Given problem: Write each line out exactly, leaving none out.

Supplied entries:
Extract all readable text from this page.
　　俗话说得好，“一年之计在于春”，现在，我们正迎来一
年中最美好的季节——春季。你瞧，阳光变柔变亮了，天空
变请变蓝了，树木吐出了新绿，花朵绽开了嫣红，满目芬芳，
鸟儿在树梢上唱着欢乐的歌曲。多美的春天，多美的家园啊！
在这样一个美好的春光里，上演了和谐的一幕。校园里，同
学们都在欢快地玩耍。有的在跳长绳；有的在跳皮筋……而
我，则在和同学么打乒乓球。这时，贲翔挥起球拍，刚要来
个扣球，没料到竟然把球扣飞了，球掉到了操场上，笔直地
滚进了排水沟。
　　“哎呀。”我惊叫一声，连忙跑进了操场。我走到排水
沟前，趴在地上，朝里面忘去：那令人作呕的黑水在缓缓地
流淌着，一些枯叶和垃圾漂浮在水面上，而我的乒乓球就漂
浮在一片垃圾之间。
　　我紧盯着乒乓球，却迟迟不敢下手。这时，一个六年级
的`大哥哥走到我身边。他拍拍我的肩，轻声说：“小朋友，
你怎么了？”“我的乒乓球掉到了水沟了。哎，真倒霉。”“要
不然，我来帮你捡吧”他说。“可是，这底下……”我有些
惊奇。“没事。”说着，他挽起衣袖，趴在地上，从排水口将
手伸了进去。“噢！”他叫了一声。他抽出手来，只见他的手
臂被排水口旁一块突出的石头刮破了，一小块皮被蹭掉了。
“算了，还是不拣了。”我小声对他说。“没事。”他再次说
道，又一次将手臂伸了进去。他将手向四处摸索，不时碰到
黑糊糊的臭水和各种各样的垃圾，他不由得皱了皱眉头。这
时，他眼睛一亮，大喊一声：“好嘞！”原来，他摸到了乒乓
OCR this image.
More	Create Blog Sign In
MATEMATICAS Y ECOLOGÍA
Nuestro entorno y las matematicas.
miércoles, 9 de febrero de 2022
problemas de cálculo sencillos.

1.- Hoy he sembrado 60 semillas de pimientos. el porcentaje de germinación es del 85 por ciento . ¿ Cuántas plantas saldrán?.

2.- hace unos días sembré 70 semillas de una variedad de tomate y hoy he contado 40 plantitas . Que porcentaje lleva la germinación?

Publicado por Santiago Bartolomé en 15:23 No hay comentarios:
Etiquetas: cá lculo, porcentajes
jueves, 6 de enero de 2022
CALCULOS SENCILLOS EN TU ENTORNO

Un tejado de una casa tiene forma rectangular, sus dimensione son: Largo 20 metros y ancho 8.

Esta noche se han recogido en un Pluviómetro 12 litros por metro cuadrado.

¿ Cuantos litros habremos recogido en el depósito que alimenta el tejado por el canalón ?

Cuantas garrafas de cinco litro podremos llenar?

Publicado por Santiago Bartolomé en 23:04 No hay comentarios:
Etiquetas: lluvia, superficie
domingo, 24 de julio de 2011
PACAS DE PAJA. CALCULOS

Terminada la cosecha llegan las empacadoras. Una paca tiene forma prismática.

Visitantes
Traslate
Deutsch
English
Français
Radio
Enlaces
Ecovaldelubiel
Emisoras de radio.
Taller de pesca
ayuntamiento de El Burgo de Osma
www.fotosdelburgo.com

Solution to this task:
Extract all readable text from this page.
　　俗话说得好，“一年之计在于春”，现在，我们正迎来一
年中最美好的季节——春季。你瞧，阳光变柔变亮了，天空
变请变蓝了，树木吐出了新绿，花朵绽开了嫣红，满目芬芳，
鸟儿在树梢上唱着欢乐的歌曲。多美的春天，多美的家园啊！
在这样一个美好的春光里，上演了和谐的一幕。校园里，同
学们都在欢快地玩耍。有的在跳长绳；有的在跳皮筋……而
我，则在和同学么打乒乓球。这时，贲翔挥起球拍，刚要来
个扣球，没料到竟然把球扣飞了，球掉到了操场上，笔直地
滚进了排水沟。
　　“哎呀。”我惊叫一声，连忙跑进了操场。我走到排水
沟前，趴在地上，朝里面忘去：那令人作呕的黑水在缓缓地
流淌着，一些枯叶和垃圾漂浮在水面上，而我的乒乓球就漂
浮在一片垃圾之间。
　　我紧盯着乒乓球，却迟迟不敢下手。这时，一个六年级
的`大哥哥走到我身边。他拍拍我的肩，轻声说：“小朋友，
你怎么了？”“我的乒乓球掉到了水沟了。哎，真倒霉。”“要
不然，我来帮你捡吧”他说。“可是，这底下……”我有些
惊奇。“没事。”说着，他挽起衣袖，趴在地上，从排水口将
手伸了进去。“噢！”他叫了一声。他抽出手来，只见他的手
臂被排水口旁一块突出的石头刮破了，一小块皮被蹭掉了。
“算了，还是不拣了。”我小声对他说。“没事。”他再次说
道，又一次将手臂伸了进去。他将手向四处摸索，不时碰到
黑糊糊的臭水和各种各样的垃圾，他不由得皱了皱眉头。这
时，他眼睛一亮，大喊一声：“好嘞！”原来，他摸到了乒乓
OCR this image.
More	Create Blog Sign In
MATEMATICAS Y ECOLOGÍA
Nuestro entorno y las matematicas.
miércoles, 9 de febrero de 2022
problemas de cálculo sencillos.

1.- Hoy he sembrado 60 semillas de pimientos. el porcentaje de germinación es del 85 por ciento . ¿ Cuántas plantas saldrán?.

2.- hace unos días sembré 70 semillas de una variedad de tomate y hoy he contado 40 plantitas . Que porcentaje lleva la germinación?

Publicado por Santiago Bartolomé en 15:23 No hay comentarios:
Etiquetas: cá lculo, porcentajes
jueves, 6 de enero de 2022
CALCULOS SENCILLOS EN TU ENTORNO

Un tejado de una casa tiene forma rectangular, sus dimensione son: Largo 20 metros y ancho 8.

Esta noche se han recogido en un Pluviómetro 12 litros por metro cuadrado.

¿ Cuantos litros habremos recogido en el depósito que alimenta el tejado por el canalón ?

Cuantas garrafas de cinco litro podremos llenar?

Publicado por Santiago Bartolomé en 23:04 No hay comentarios:
Etiquetas: lluvia, superficie
domingo, 24 de julio de 2011
PACAS DE PAJA. CALCULOS

Terminada la cosecha llegan las empacadoras. Una paca tiene forma prismática.

Visitantes
Traslate
Deutsch
English
Français
Radio
Enlaces
Ecovaldelubiel
Emisoras de radio.
Taller de pesca
ayuntamiento de El Burgo de Osma
www.fotosdelburgo.com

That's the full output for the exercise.